(Data entries)

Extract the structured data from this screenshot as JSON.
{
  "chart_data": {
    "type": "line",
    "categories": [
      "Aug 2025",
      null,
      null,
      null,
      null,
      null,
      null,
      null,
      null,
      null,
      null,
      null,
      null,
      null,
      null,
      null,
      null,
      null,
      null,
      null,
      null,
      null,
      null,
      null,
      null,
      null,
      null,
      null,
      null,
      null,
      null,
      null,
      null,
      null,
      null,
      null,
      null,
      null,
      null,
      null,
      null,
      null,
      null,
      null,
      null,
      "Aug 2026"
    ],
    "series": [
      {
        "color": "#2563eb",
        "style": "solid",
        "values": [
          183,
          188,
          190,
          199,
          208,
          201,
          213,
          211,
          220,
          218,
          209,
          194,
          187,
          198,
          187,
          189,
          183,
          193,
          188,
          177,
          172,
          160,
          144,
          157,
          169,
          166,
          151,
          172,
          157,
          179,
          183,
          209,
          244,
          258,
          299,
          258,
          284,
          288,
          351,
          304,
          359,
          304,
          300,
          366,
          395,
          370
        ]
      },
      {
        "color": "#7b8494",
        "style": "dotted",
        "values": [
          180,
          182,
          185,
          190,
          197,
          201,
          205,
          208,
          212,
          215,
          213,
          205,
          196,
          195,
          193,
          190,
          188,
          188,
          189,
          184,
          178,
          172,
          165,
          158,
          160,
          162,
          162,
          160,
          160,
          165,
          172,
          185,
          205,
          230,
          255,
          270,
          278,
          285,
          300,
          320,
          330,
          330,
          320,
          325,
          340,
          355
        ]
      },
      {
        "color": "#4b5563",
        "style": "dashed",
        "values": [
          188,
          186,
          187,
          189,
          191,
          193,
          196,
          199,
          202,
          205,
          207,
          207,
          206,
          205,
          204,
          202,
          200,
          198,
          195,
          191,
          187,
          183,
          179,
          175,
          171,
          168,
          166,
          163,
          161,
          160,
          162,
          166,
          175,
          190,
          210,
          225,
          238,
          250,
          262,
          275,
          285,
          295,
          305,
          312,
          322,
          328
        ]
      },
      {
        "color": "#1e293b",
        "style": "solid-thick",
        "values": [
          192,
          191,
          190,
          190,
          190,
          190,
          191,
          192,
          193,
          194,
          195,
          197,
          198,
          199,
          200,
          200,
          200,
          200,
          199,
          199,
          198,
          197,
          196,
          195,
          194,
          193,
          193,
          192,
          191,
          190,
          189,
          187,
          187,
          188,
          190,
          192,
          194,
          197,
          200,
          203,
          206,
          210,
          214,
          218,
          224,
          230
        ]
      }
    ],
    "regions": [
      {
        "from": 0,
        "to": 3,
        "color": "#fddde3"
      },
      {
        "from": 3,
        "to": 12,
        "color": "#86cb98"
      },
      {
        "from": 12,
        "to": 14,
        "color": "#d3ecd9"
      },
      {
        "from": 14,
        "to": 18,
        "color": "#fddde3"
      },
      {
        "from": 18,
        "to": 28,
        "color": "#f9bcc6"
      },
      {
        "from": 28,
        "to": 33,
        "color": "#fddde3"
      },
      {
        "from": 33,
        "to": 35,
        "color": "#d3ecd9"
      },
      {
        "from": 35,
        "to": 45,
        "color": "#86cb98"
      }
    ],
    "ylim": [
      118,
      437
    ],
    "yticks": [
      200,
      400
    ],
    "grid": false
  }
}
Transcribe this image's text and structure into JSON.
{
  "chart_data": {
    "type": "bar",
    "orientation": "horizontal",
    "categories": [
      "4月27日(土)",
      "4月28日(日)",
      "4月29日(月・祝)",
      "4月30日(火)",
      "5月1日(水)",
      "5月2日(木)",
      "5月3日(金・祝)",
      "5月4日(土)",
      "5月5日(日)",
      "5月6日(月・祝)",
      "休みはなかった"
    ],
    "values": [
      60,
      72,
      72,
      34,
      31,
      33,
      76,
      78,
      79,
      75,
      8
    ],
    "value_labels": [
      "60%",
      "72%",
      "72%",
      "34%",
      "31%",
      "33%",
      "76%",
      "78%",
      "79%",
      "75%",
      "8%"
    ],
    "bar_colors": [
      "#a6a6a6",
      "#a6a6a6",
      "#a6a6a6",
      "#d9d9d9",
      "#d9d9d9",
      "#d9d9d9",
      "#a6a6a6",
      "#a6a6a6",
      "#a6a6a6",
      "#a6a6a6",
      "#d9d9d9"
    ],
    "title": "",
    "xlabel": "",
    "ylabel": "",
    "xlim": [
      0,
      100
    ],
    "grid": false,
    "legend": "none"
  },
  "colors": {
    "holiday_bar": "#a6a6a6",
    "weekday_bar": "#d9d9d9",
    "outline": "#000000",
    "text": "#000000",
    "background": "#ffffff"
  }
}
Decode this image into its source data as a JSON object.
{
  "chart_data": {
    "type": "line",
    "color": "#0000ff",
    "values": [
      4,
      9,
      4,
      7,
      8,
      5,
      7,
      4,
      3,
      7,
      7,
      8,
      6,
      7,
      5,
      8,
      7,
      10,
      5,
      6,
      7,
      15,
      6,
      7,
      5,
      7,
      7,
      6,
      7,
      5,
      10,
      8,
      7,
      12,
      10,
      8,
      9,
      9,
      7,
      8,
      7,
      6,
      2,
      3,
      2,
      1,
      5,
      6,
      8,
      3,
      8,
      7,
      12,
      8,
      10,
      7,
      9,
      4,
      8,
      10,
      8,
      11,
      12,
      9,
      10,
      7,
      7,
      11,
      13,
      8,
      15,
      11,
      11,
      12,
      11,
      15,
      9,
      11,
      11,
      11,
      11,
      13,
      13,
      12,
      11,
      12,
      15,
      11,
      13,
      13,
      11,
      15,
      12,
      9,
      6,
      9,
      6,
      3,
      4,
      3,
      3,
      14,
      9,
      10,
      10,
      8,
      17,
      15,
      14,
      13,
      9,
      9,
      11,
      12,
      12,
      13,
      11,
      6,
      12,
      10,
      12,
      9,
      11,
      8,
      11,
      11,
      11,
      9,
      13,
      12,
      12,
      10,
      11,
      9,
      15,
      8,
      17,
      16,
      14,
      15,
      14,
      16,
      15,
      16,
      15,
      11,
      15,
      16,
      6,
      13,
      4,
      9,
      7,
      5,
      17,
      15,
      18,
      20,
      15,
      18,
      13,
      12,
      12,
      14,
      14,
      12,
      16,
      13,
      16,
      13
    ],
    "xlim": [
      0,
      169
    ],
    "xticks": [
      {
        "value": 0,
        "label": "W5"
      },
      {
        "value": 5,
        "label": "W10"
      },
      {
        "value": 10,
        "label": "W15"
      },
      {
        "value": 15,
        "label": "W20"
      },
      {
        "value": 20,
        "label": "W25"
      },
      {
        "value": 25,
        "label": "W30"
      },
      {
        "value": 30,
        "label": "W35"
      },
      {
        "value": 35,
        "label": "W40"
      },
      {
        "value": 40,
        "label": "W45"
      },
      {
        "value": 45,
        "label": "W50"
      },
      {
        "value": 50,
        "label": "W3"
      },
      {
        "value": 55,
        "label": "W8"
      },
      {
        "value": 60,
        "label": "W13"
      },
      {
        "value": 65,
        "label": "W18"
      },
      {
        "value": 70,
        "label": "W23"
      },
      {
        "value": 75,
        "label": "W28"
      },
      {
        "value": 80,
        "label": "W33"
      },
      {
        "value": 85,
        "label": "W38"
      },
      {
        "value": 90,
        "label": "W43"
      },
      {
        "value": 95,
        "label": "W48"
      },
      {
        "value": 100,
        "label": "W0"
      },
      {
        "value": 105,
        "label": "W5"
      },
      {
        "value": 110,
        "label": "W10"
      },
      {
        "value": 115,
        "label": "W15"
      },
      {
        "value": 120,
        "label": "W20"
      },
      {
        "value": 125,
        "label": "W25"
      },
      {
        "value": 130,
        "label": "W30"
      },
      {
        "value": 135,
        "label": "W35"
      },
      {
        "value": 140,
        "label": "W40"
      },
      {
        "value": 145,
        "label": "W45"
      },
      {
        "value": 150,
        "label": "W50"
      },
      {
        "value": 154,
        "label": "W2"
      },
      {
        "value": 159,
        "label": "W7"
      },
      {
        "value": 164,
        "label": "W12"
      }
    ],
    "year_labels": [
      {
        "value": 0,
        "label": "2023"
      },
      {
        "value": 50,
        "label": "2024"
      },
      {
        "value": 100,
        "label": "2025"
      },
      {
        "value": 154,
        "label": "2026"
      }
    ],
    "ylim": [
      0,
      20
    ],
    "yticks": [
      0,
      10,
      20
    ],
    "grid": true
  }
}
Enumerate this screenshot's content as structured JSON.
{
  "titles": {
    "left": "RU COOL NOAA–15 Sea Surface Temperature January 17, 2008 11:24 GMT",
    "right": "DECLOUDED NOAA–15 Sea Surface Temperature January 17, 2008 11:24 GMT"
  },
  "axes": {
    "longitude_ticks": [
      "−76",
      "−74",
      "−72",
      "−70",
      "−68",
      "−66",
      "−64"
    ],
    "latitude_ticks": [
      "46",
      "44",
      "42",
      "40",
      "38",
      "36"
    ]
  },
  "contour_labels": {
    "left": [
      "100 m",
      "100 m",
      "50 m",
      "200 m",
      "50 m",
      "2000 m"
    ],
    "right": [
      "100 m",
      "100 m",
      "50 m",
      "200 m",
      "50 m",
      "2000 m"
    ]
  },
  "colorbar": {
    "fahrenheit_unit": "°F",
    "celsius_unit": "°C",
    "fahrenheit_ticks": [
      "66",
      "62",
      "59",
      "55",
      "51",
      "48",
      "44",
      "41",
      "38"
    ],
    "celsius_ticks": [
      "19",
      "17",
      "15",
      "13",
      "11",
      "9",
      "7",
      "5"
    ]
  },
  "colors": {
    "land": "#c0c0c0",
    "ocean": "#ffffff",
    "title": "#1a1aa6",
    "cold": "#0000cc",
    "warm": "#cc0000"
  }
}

**Task**.
Return each line among the entries that holds the word "left".

**Written response**.
    "left": "RU COOL NOAA–15 Sea Surface Temperature January 17, 2008 11:24 GMT",
    "left": [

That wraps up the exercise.